◆ Your instructions:
Bring together all lines of the material below that contain the string "from".

**********

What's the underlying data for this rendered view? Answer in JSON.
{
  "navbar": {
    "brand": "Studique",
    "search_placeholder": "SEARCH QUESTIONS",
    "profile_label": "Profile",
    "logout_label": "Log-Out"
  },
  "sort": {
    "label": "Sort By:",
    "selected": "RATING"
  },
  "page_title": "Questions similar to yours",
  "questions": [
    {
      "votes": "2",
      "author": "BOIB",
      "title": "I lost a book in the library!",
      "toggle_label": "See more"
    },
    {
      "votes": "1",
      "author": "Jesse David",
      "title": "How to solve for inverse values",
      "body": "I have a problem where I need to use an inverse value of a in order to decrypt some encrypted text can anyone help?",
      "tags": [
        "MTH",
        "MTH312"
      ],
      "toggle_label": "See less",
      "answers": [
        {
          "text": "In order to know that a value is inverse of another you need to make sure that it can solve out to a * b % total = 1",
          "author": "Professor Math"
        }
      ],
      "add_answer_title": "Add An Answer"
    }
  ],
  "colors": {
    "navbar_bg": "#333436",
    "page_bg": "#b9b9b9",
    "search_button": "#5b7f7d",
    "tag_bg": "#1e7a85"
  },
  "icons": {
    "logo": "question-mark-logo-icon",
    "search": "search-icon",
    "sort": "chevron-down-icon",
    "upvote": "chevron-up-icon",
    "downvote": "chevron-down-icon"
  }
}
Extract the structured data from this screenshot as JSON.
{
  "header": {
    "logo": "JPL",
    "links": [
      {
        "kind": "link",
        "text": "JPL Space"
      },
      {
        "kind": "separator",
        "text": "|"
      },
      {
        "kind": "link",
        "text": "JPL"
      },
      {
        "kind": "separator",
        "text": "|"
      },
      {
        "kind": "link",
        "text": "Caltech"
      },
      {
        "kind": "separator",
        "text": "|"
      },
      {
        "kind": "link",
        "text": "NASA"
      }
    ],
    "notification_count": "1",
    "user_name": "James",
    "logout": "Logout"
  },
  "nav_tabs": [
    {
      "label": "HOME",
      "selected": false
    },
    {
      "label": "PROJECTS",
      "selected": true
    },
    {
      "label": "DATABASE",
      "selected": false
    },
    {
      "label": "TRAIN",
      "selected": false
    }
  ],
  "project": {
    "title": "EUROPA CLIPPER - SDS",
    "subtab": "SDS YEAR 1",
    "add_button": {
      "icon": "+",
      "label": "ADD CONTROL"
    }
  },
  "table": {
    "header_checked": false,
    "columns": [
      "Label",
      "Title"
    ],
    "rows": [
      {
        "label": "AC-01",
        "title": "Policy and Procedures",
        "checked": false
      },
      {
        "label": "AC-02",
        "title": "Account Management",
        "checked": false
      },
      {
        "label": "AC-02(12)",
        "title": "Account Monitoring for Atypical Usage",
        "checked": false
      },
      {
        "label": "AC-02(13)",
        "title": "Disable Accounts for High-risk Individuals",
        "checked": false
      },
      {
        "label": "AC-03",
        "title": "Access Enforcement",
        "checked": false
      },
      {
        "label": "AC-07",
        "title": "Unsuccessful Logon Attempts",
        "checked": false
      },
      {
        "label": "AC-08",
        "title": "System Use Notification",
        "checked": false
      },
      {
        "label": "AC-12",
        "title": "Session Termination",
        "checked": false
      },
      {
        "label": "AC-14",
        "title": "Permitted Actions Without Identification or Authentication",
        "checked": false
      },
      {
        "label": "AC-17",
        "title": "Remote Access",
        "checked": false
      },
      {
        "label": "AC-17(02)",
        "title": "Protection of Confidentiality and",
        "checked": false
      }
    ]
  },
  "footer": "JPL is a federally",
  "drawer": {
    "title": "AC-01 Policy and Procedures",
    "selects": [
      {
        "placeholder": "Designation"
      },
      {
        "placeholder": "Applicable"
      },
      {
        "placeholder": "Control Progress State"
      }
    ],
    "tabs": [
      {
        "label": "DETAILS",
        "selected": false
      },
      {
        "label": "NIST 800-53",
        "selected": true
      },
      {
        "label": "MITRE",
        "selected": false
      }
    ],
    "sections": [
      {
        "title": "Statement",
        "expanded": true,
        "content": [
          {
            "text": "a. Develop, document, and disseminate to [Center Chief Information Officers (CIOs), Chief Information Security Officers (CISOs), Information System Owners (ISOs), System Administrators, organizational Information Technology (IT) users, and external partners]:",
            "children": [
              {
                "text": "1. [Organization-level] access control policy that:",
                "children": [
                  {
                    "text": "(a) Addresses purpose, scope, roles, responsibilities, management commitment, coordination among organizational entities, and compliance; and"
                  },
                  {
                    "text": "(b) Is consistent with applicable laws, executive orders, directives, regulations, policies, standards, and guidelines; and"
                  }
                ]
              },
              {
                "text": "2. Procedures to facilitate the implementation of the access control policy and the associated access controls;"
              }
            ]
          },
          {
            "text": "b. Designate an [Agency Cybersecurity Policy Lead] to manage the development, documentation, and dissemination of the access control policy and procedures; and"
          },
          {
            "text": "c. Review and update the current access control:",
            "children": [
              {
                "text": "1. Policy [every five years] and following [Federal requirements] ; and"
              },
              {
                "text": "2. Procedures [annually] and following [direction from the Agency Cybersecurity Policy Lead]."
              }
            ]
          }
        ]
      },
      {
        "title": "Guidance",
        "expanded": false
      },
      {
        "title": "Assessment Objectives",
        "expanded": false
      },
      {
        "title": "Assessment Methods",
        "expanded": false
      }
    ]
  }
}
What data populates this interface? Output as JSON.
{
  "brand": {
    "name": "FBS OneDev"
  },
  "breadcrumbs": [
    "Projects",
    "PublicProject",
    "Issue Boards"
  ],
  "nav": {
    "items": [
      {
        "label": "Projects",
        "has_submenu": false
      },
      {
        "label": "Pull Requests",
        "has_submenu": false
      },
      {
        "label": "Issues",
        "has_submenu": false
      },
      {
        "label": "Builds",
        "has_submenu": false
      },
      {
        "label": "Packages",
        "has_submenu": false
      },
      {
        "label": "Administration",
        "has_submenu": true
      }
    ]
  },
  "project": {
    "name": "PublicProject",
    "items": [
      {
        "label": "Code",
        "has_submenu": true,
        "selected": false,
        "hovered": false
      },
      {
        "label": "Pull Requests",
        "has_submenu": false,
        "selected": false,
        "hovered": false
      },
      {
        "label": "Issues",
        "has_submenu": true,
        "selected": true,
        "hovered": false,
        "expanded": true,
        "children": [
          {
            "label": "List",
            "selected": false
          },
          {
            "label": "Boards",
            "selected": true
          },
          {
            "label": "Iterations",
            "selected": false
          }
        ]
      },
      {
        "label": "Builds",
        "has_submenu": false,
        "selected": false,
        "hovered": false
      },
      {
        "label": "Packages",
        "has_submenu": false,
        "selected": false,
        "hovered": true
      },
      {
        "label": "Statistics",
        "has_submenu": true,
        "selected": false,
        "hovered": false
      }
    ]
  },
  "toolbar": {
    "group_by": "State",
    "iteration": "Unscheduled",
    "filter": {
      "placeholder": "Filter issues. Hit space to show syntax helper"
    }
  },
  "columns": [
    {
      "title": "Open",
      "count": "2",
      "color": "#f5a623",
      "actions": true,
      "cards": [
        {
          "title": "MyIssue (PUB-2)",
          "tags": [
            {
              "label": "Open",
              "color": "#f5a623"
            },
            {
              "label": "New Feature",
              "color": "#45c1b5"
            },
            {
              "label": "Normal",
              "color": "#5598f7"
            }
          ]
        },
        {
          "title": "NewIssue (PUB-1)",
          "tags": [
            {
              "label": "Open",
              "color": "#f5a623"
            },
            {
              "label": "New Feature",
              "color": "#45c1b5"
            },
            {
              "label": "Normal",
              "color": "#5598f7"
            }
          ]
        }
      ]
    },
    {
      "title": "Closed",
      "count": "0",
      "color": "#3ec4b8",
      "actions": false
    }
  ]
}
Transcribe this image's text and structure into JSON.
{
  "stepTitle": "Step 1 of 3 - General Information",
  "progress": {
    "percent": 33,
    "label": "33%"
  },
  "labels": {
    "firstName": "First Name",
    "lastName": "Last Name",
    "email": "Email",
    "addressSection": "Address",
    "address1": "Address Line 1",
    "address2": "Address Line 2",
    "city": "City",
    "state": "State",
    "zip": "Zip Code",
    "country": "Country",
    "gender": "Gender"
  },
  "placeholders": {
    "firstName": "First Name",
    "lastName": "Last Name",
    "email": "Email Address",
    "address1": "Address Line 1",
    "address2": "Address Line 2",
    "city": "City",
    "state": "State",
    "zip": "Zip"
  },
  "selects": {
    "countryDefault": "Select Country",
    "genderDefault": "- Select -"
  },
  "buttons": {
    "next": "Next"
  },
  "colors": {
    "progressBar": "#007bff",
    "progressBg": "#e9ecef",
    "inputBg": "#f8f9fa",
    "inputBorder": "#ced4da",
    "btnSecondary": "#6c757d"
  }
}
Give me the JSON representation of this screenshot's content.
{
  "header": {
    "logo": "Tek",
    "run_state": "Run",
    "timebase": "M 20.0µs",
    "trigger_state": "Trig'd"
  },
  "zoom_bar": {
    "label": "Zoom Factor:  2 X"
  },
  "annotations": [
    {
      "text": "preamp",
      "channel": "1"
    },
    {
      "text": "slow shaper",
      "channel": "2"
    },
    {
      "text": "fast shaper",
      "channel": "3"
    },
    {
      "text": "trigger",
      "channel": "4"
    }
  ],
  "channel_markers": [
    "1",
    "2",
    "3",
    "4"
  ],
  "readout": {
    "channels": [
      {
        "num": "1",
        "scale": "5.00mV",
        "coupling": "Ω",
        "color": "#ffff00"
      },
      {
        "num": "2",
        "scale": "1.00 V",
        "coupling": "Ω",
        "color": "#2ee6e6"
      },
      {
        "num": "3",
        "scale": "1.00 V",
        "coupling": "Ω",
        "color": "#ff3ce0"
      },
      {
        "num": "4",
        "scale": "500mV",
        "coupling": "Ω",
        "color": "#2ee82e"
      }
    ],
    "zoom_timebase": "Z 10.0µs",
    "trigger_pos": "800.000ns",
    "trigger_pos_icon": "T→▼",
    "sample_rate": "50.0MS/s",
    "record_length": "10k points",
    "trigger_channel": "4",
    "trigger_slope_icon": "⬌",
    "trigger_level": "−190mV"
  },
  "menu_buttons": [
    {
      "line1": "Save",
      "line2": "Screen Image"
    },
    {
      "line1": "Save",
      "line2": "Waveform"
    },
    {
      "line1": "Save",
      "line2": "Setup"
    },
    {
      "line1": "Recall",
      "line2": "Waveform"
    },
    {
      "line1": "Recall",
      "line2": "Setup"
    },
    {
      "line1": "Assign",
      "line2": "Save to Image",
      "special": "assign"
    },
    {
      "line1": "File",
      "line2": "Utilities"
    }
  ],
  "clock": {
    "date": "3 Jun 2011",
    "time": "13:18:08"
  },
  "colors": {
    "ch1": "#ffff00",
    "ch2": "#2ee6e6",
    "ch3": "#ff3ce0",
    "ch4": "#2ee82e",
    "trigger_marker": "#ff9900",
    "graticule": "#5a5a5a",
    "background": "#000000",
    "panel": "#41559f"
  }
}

**********

◆ Written reply:
Extract the structured data from this screenshot as JSON.
                "text": "2. Procedures [annually] and following [direction from the Agency Cybersecurity Policy Lead]."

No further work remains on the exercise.